◆ **DO THIS**
Copy each line exactly. Drop every picture.

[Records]

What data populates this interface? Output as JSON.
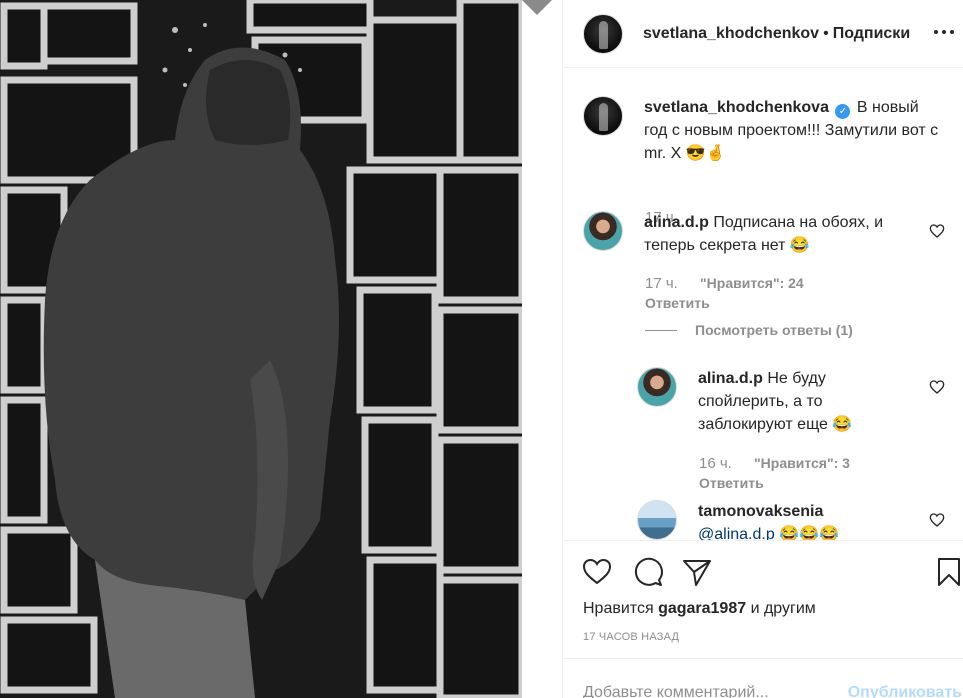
{
  "post": {
    "author": "svetlana_khodchenkov",
    "separator": "•",
    "follow_label": "Подписки",
    "caption": {
      "author": "svetlana_khodchenkova",
      "text": "В новый год с новым проектом!!! Замутили вот с mr. X 😎🤞",
      "time": "17 ч."
    }
  },
  "comments": [
    {
      "author": "alina.d.p",
      "text": "Подписана на обоях, и теперь секрета нет 😂",
      "time": "17 ч.",
      "likes": "\"Нравится\": 24",
      "reply_label": "Ответить",
      "view_replies": "Посмотреть ответы (1)"
    },
    {
      "author": "alina.d.p",
      "text": "Не буду спойлерить, а то заблокируют еще 😂",
      "time": "16 ч.",
      "likes": "\"Нравится\": 3",
      "reply_label": "Ответить"
    },
    {
      "author": "tamonovaksenia",
      "mention": "@alina.d.p",
      "emoji": "😂😂😂"
    }
  ],
  "actions": {
    "likes_prefix": "Нравится",
    "likes_user": "gagara1987",
    "likes_suffix": "и другим",
    "post_time": "17 ЧАСОВ НАЗАД"
  },
  "add_comment": {
    "placeholder": "Добавьте комментарий...",
    "publish_label": "Опубликовать"
  },
  "colors": {
    "text": "#262626",
    "muted": "#8e8e8e",
    "verified": "#3897f0",
    "publish_disabled": "#b3dbff"
  }
}
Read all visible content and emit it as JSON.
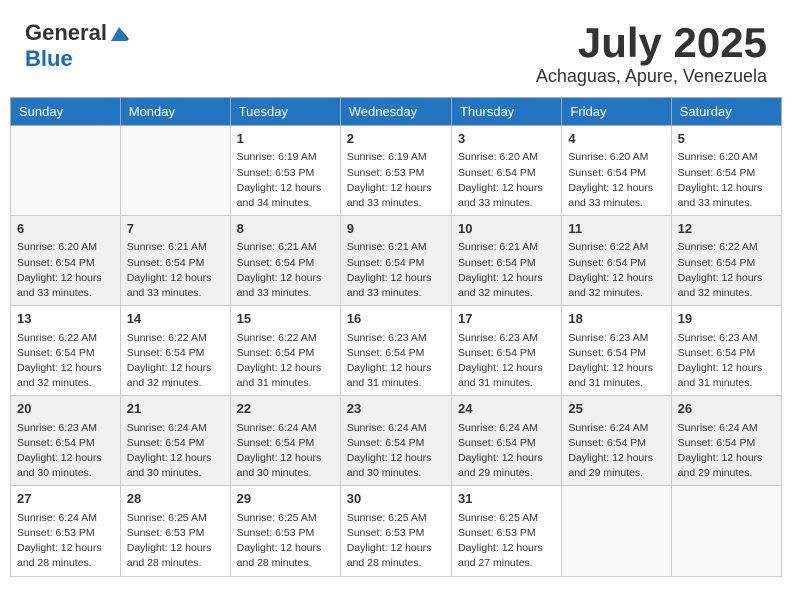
{
  "logo": {
    "general": "General",
    "blue": "Blue"
  },
  "title": {
    "month": "July 2025",
    "location": "Achaguas, Apure, Venezuela"
  },
  "headers": [
    "Sunday",
    "Monday",
    "Tuesday",
    "Wednesday",
    "Thursday",
    "Friday",
    "Saturday"
  ],
  "weeks": [
    [
      {
        "day": "",
        "info": ""
      },
      {
        "day": "",
        "info": ""
      },
      {
        "day": "1",
        "info": "Sunrise: 6:19 AM\nSunset: 6:53 PM\nDaylight: 12 hours and 34 minutes."
      },
      {
        "day": "2",
        "info": "Sunrise: 6:19 AM\nSunset: 6:53 PM\nDaylight: 12 hours and 33 minutes."
      },
      {
        "day": "3",
        "info": "Sunrise: 6:20 AM\nSunset: 6:54 PM\nDaylight: 12 hours and 33 minutes."
      },
      {
        "day": "4",
        "info": "Sunrise: 6:20 AM\nSunset: 6:54 PM\nDaylight: 12 hours and 33 minutes."
      },
      {
        "day": "5",
        "info": "Sunrise: 6:20 AM\nSunset: 6:54 PM\nDaylight: 12 hours and 33 minutes."
      }
    ],
    [
      {
        "day": "6",
        "info": "Sunrise: 6:20 AM\nSunset: 6:54 PM\nDaylight: 12 hours and 33 minutes."
      },
      {
        "day": "7",
        "info": "Sunrise: 6:21 AM\nSunset: 6:54 PM\nDaylight: 12 hours and 33 minutes."
      },
      {
        "day": "8",
        "info": "Sunrise: 6:21 AM\nSunset: 6:54 PM\nDaylight: 12 hours and 33 minutes."
      },
      {
        "day": "9",
        "info": "Sunrise: 6:21 AM\nSunset: 6:54 PM\nDaylight: 12 hours and 33 minutes."
      },
      {
        "day": "10",
        "info": "Sunrise: 6:21 AM\nSunset: 6:54 PM\nDaylight: 12 hours and 32 minutes."
      },
      {
        "day": "11",
        "info": "Sunrise: 6:22 AM\nSunset: 6:54 PM\nDaylight: 12 hours and 32 minutes."
      },
      {
        "day": "12",
        "info": "Sunrise: 6:22 AM\nSunset: 6:54 PM\nDaylight: 12 hours and 32 minutes."
      }
    ],
    [
      {
        "day": "13",
        "info": "Sunrise: 6:22 AM\nSunset: 6:54 PM\nDaylight: 12 hours and 32 minutes."
      },
      {
        "day": "14",
        "info": "Sunrise: 6:22 AM\nSunset: 6:54 PM\nDaylight: 12 hours and 32 minutes."
      },
      {
        "day": "15",
        "info": "Sunrise: 6:22 AM\nSunset: 6:54 PM\nDaylight: 12 hours and 31 minutes."
      },
      {
        "day": "16",
        "info": "Sunrise: 6:23 AM\nSunset: 6:54 PM\nDaylight: 12 hours and 31 minutes."
      },
      {
        "day": "17",
        "info": "Sunrise: 6:23 AM\nSunset: 6:54 PM\nDaylight: 12 hours and 31 minutes."
      },
      {
        "day": "18",
        "info": "Sunrise: 6:23 AM\nSunset: 6:54 PM\nDaylight: 12 hours and 31 minutes."
      },
      {
        "day": "19",
        "info": "Sunrise: 6:23 AM\nSunset: 6:54 PM\nDaylight: 12 hours and 31 minutes."
      }
    ],
    [
      {
        "day": "20",
        "info": "Sunrise: 6:23 AM\nSunset: 6:54 PM\nDaylight: 12 hours and 30 minutes."
      },
      {
        "day": "21",
        "info": "Sunrise: 6:24 AM\nSunset: 6:54 PM\nDaylight: 12 hours and 30 minutes."
      },
      {
        "day": "22",
        "info": "Sunrise: 6:24 AM\nSunset: 6:54 PM\nDaylight: 12 hours and 30 minutes."
      },
      {
        "day": "23",
        "info": "Sunrise: 6:24 AM\nSunset: 6:54 PM\nDaylight: 12 hours and 30 minutes."
      },
      {
        "day": "24",
        "info": "Sunrise: 6:24 AM\nSunset: 6:54 PM\nDaylight: 12 hours and 29 minutes."
      },
      {
        "day": "25",
        "info": "Sunrise: 6:24 AM\nSunset: 6:54 PM\nDaylight: 12 hours and 29 minutes."
      },
      {
        "day": "26",
        "info": "Sunrise: 6:24 AM\nSunset: 6:54 PM\nDaylight: 12 hours and 29 minutes."
      }
    ],
    [
      {
        "day": "27",
        "info": "Sunrise: 6:24 AM\nSunset: 6:53 PM\nDaylight: 12 hours and 28 minutes."
      },
      {
        "day": "28",
        "info": "Sunrise: 6:25 AM\nSunset: 6:53 PM\nDaylight: 12 hours and 28 minutes."
      },
      {
        "day": "29",
        "info": "Sunrise: 6:25 AM\nSunset: 6:53 PM\nDaylight: 12 hours and 28 minutes."
      },
      {
        "day": "30",
        "info": "Sunrise: 6:25 AM\nSunset: 6:53 PM\nDaylight: 12 hours and 28 minutes."
      },
      {
        "day": "31",
        "info": "Sunrise: 6:25 AM\nSunset: 6:53 PM\nDaylight: 12 hours and 27 minutes."
      },
      {
        "day": "",
        "info": ""
      },
      {
        "day": "",
        "info": ""
      }
    ]
  ]
}
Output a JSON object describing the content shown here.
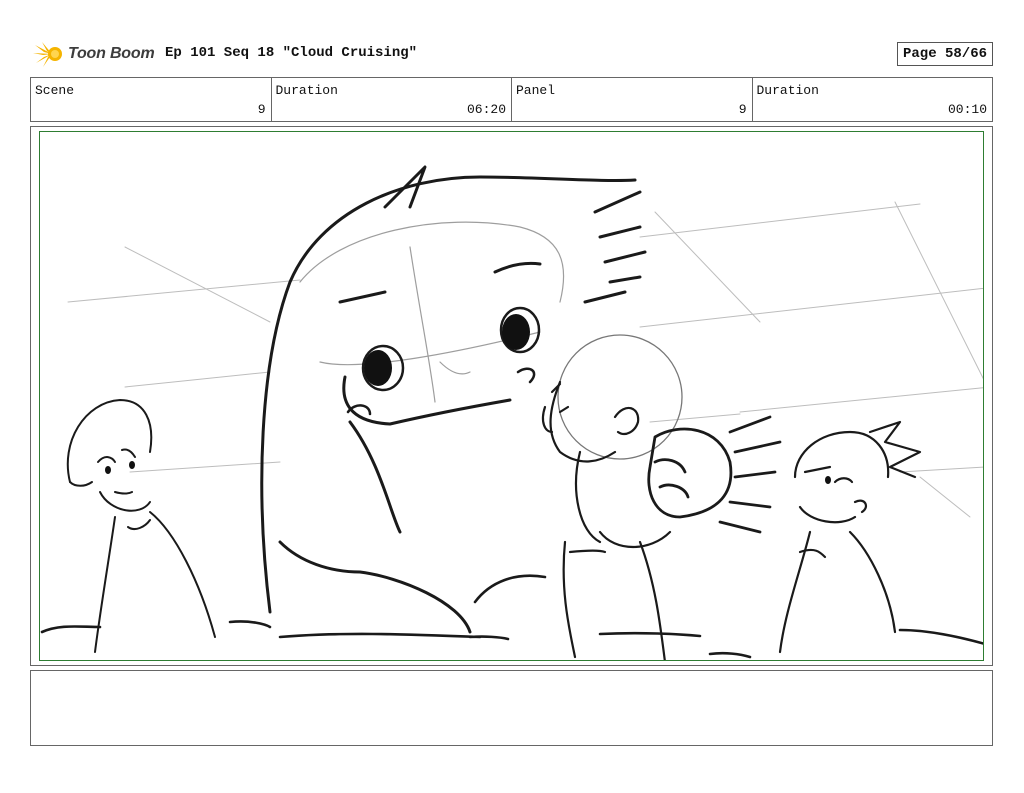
{
  "header": {
    "logo_text": "Toon Boom",
    "sequence_title": "Ep 101 Seq 18 \"Cloud Cruising\"",
    "page_label": "Page 58/66"
  },
  "info": {
    "scene_label": "Scene",
    "scene_value": "9",
    "duration_label": "Duration",
    "duration_value": "06:20",
    "panel_label": "Panel",
    "panel_value": "9",
    "panel_duration_label": "Duration",
    "panel_duration_value": "00:10"
  },
  "panel": {
    "frame_color": "#2e7d32"
  },
  "notes": {
    "text": ""
  }
}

◆ **PROBLEM SOLUTION**
What data populates this interface? Output as JSON.
{
  "post": {
    "author": "svetlana_khodchenkov",
    "separator": "•",
    "follow_label": "Подписки",
    "caption": {
      "author": "svetlana_khodchenkova",
      "text": "В новый год с новым проектом!!! Замутили вот с mr. X 😎🤞",
      "time": "17 ч."
    }
  },
  "comments": [
    {
      "author": "alina.d.p",
      "text": "Подписана на обоях, и теперь секрета нет 😂",
      "time": "17 ч.",
      "likes": "\"Нравится\": 24",
      "reply_label": "Ответить",
      "view_replies": "Посмотреть ответы (1)"
    },
    {
      "author": "alina.d.p",
      "text": "Не буду спойлерить, а то заблокируют еще 😂",
      "time": "16 ч.",
      "likes": "\"Нравится\": 3",
      "reply_label": "Ответить"
    },
    {
      "author": "tamonovaksenia",
      "mention": "@alina.d.p",
      "emoji": "😂😂😂"
    }
  ],
  "actions": {
    "likes_prefix": "Нравится",
    "likes_user": "gagara1987",
    "likes_suffix": "и другим",
    "post_time": "17 ЧАСОВ НАЗАД"
  },
  "add_comment": {
    "placeholder": "Добавьте комментарий...",
    "publish_label": "Опубликовать"
  },
  "colors": {
    "text": "#262626",
    "muted": "#8e8e8e",
    "verified": "#3897f0",
    "publish_disabled": "#b3dbff"
  }
}
Read all visible content and emit it as JSON.
{
  "logo": {
    "general": "General",
    "blue": "Blue"
  },
  "title": {
    "month": "July 2025",
    "location": "Achaguas, Apure, Venezuela"
  },
  "headers": [
    "Sunday",
    "Monday",
    "Tuesday",
    "Wednesday",
    "Thursday",
    "Friday",
    "Saturday"
  ],
  "weeks": [
    [
      {
        "day": "",
        "info": ""
      },
      {
        "day": "",
        "info": ""
      },
      {
        "day": "1",
        "info": "Sunrise: 6:19 AM\nSunset: 6:53 PM\nDaylight: 12 hours and 34 minutes."
      },
      {
        "day": "2",
        "info": "Sunrise: 6:19 AM\nSunset: 6:53 PM\nDaylight: 12 hours and 33 minutes."
      },
      {
        "day": "3",
        "info": "Sunrise: 6:20 AM\nSunset: 6:54 PM\nDaylight: 12 hours and 33 minutes."
      },
      {
        "day": "4",
        "info": "Sunrise: 6:20 AM\nSunset: 6:54 PM\nDaylight: 12 hours and 33 minutes."
      },
      {
        "day": "5",
        "info": "Sunrise: 6:20 AM\nSunset: 6:54 PM\nDaylight: 12 hours and 33 minutes."
      }
    ],
    [
      {
        "day": "6",
        "info": "Sunrise: 6:20 AM\nSunset: 6:54 PM\nDaylight: 12 hours and 33 minutes."
      },
      {
        "day": "7",
        "info": "Sunrise: 6:21 AM\nSunset: 6:54 PM\nDaylight: 12 hours and 33 minutes."
      },
      {
        "day": "8",
        "info": "Sunrise: 6:21 AM\nSunset: 6:54 PM\nDaylight: 12 hours and 33 minutes."
      },
      {
        "day": "9",
        "info": "Sunrise: 6:21 AM\nSunset: 6:54 PM\nDaylight: 12 hours and 33 minutes."
      },
      {
        "day": "10",
        "info": "Sunrise: 6:21 AM\nSunset: 6:54 PM\nDaylight: 12 hours and 32 minutes."
      },
      {
        "day": "11",
        "info": "Sunrise: 6:22 AM\nSunset: 6:54 PM\nDaylight: 12 hours and 32 minutes."
      },
      {
        "day": "12",
        "info": "Sunrise: 6:22 AM\nSunset: 6:54 PM\nDaylight: 12 hours and 32 minutes."
      }
    ],
    [
      {
        "day": "13",
        "info": "Sunrise: 6:22 AM\nSunset: 6:54 PM\nDaylight: 12 hours and 32 minutes."
      },
      {
        "day": "14",
        "info": "Sunrise: 6:22 AM\nSunset: 6:54 PM\nDaylight: 12 hours and 32 minutes."
      },
      {
        "day": "15",
        "info": "Sunrise: 6:22 AM\nSunset: 6:54 PM\nDaylight: 12 hours and 31 minutes."
      },
      {
        "day": "16",
        "info": "Sunrise: 6:23 AM\nSunset: 6:54 PM\nDaylight: 12 hours and 31 minutes."
      },
      {
        "day": "17",
        "info": "Sunrise: 6:23 AM\nSunset: 6:54 PM\nDaylight: 12 hours and 31 minutes."
      },
      {
        "day": "18",
        "info": "Sunrise: 6:23 AM\nSunset: 6:54 PM\nDaylight: 12 hours and 31 minutes."
      },
      {
        "day": "19",
        "info": "Sunrise: 6:23 AM\nSunset: 6:54 PM\nDaylight: 12 hours and 31 minutes."
      }
    ],
    [
      {
        "day": "20",
        "info": "Sunrise: 6:23 AM\nSunset: 6:54 PM\nDaylight: 12 hours and 30 minutes."
      },
      {
        "day": "21",
        "info": "Sunrise: 6:24 AM\nSunset: 6:54 PM\nDaylight: 12 hours and 30 minutes."
      },
      {
        "day": "22",
        "info": "Sunrise: 6:24 AM\nSunset: 6:54 PM\nDaylight: 12 hours and 30 minutes."
      },
      {
        "day": "23",
        "info": "Sunrise: 6:24 AM\nSunset: 6:54 PM\nDaylight: 12 hours and 30 minutes."
      },
      {
        "day": "24",
        "info": "Sunrise: 6:24 AM\nSunset: 6:54 PM\nDaylight: 12 hours and 29 minutes."
      },
      {
        "day": "25",
        "info": "Sunrise: 6:24 AM\nSunset: 6:54 PM\nDaylight: 12 hours and 29 minutes."
      },
      {
        "day": "26",
        "info": "Sunrise: 6:24 AM\nSunset: 6:54 PM\nDaylight: 12 hours and 29 minutes."
      }
    ],
    [
      {
        "day": "27",
        "info": "Sunrise: 6:24 AM\nSunset: 6:53 PM\nDaylight: 12 hours and 28 minutes."
      },
      {
        "day": "28",
        "info": "Sunrise: 6:25 AM\nSunset: 6:53 PM\nDaylight: 12 hours and 28 minutes."
      },
      {
        "day": "29",
        "info": "Sunrise: 6:25 AM\nSunset: 6:53 PM\nDaylight: 12 hours and 28 minutes."
      },
      {
        "day": "30",
        "info": "Sunrise: 6:25 AM\nSunset: 6:53 PM\nDaylight: 12 hours and 28 minutes."
      },
      {
        "day": "31",
        "info": "Sunrise: 6:25 AM\nSunset: 6:53 PM\nDaylight: 12 hours and 27 minutes."
      },
      {
        "day": "",
        "info": ""
      },
      {
        "day": "",
        "info": ""
      }
    ]
  ]
}
Output a JSON object describing the content shown here.
{
  "header": {
    "logo_text": "Toon Boom",
    "sequence_title": "Ep 101 Seq 18 \"Cloud Cruising\"",
    "page_label": "Page 58/66"
  },
  "info": {
    "scene_label": "Scene",
    "scene_value": "9",
    "duration_label": "Duration",
    "duration_value": "06:20",
    "panel_label": "Panel",
    "panel_value": "9",
    "panel_duration_label": "Duration",
    "panel_duration_value": "00:10"
  },
  "panel": {
    "frame_color": "#2e7d32"
  },
  "notes": {
    "text": ""
  }
}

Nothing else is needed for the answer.